● **THE EXERCISE**
Work out how many lines in the entries below include the word "Abundance". Give nothing but the number.

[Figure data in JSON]
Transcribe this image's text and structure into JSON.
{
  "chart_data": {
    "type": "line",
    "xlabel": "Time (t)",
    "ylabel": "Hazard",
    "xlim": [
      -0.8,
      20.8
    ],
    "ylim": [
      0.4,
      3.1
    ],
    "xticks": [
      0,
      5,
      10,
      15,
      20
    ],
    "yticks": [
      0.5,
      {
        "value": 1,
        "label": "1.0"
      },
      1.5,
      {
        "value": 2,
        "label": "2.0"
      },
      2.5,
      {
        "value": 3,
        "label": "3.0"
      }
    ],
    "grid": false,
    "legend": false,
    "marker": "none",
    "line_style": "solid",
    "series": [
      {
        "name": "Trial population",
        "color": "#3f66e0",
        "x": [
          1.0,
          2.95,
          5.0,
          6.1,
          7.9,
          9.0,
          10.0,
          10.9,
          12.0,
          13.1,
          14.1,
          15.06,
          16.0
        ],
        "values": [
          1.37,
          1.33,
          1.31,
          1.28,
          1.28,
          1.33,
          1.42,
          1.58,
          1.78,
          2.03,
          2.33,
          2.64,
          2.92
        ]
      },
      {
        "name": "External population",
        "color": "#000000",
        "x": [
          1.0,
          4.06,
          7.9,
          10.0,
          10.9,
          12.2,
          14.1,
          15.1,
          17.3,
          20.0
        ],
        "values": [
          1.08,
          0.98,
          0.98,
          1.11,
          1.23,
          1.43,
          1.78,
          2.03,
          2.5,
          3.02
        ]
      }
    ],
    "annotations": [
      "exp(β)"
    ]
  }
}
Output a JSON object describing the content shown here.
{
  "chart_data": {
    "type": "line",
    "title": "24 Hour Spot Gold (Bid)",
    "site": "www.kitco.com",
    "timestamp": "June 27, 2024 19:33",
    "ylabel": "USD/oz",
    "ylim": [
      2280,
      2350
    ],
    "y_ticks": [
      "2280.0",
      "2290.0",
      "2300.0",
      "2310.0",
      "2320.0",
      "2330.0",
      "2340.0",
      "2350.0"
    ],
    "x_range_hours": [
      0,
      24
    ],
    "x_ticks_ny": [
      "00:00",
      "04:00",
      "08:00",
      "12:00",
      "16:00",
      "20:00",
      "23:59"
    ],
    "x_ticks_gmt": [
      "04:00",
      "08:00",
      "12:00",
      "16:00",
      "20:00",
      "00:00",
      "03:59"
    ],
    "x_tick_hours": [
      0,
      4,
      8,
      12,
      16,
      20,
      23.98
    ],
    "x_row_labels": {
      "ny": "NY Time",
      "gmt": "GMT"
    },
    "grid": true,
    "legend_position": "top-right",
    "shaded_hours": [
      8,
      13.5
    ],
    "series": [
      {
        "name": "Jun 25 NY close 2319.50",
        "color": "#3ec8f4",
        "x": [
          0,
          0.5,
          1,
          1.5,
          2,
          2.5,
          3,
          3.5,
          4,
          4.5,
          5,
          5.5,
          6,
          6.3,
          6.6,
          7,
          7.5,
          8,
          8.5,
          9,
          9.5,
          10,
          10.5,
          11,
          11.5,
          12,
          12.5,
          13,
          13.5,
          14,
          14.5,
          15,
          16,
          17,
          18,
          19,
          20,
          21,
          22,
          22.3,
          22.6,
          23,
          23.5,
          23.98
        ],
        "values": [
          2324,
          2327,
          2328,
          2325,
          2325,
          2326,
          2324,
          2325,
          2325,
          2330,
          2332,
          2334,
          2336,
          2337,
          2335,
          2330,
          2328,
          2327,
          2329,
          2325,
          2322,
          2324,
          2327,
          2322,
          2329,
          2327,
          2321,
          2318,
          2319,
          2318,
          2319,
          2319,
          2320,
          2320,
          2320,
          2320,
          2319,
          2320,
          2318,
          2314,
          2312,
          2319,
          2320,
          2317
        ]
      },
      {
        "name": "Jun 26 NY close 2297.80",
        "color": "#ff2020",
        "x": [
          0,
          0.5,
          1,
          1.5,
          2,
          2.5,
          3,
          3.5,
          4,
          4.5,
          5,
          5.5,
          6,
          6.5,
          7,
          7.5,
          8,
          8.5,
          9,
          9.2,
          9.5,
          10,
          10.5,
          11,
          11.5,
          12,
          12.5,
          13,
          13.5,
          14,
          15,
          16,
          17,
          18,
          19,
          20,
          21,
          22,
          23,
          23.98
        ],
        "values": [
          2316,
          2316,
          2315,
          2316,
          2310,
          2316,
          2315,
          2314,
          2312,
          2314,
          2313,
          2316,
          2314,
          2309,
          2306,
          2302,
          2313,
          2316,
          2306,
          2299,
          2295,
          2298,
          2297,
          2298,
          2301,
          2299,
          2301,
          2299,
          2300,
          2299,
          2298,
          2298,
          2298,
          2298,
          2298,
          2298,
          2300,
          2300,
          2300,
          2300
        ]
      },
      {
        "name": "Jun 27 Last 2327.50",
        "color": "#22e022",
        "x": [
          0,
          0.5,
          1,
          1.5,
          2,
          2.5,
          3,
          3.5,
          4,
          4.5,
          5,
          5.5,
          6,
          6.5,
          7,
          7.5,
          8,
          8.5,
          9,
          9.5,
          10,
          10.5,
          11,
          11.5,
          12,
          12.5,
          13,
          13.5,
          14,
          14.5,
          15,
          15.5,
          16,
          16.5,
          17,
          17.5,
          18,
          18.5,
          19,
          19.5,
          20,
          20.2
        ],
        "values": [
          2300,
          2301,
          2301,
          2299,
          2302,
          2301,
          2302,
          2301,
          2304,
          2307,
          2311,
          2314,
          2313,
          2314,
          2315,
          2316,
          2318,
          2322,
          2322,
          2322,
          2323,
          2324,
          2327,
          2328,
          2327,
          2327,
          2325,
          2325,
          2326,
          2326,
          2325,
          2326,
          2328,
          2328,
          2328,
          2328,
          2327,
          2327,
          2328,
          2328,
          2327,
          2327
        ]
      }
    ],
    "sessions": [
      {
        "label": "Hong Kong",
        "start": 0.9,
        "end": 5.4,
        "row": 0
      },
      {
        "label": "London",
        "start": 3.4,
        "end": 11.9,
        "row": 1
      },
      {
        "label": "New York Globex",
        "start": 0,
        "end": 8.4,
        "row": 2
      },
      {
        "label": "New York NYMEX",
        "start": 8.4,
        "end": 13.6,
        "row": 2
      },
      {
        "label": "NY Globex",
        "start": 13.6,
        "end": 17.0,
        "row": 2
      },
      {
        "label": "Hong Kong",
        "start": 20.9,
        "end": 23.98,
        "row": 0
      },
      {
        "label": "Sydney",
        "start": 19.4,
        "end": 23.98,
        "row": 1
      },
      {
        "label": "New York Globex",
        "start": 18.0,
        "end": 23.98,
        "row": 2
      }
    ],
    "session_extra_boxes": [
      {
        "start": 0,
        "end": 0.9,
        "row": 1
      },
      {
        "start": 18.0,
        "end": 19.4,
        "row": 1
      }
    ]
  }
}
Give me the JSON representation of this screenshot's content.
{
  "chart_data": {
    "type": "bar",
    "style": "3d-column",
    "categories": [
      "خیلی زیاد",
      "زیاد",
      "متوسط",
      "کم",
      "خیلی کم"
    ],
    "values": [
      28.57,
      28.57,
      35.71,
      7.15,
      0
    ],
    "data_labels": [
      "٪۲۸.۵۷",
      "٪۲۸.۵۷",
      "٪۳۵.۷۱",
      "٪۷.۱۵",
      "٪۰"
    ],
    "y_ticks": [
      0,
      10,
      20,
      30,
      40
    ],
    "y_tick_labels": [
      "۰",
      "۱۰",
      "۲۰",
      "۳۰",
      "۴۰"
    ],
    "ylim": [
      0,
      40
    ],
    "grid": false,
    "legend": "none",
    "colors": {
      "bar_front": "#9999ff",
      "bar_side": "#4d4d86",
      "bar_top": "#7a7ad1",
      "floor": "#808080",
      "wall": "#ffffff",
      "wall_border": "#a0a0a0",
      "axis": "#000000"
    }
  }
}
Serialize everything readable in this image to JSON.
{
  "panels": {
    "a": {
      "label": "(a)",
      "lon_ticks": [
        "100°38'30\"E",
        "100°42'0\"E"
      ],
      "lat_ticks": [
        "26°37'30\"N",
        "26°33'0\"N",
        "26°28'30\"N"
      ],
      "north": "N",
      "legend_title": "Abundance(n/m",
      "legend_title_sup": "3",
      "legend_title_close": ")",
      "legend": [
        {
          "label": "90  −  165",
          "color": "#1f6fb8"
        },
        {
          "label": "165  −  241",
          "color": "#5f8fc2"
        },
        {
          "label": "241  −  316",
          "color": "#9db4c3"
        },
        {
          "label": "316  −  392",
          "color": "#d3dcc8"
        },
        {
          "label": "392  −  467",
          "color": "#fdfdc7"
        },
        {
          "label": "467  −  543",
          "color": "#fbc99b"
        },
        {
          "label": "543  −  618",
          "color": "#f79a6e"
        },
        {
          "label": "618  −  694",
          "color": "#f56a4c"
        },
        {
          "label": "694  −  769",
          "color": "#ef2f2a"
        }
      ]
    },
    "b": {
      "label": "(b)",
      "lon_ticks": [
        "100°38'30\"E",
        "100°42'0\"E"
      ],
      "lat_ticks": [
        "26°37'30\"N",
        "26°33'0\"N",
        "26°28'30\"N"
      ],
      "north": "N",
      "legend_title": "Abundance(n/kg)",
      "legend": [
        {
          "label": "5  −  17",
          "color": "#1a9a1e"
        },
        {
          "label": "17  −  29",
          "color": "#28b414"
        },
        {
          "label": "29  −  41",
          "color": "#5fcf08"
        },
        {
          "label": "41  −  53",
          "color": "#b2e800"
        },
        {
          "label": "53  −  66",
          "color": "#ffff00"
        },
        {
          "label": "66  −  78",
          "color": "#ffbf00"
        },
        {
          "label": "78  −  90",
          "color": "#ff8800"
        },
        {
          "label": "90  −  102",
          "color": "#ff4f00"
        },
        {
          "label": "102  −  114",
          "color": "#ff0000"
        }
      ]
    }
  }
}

● **COMPLETE RESPONSE**
2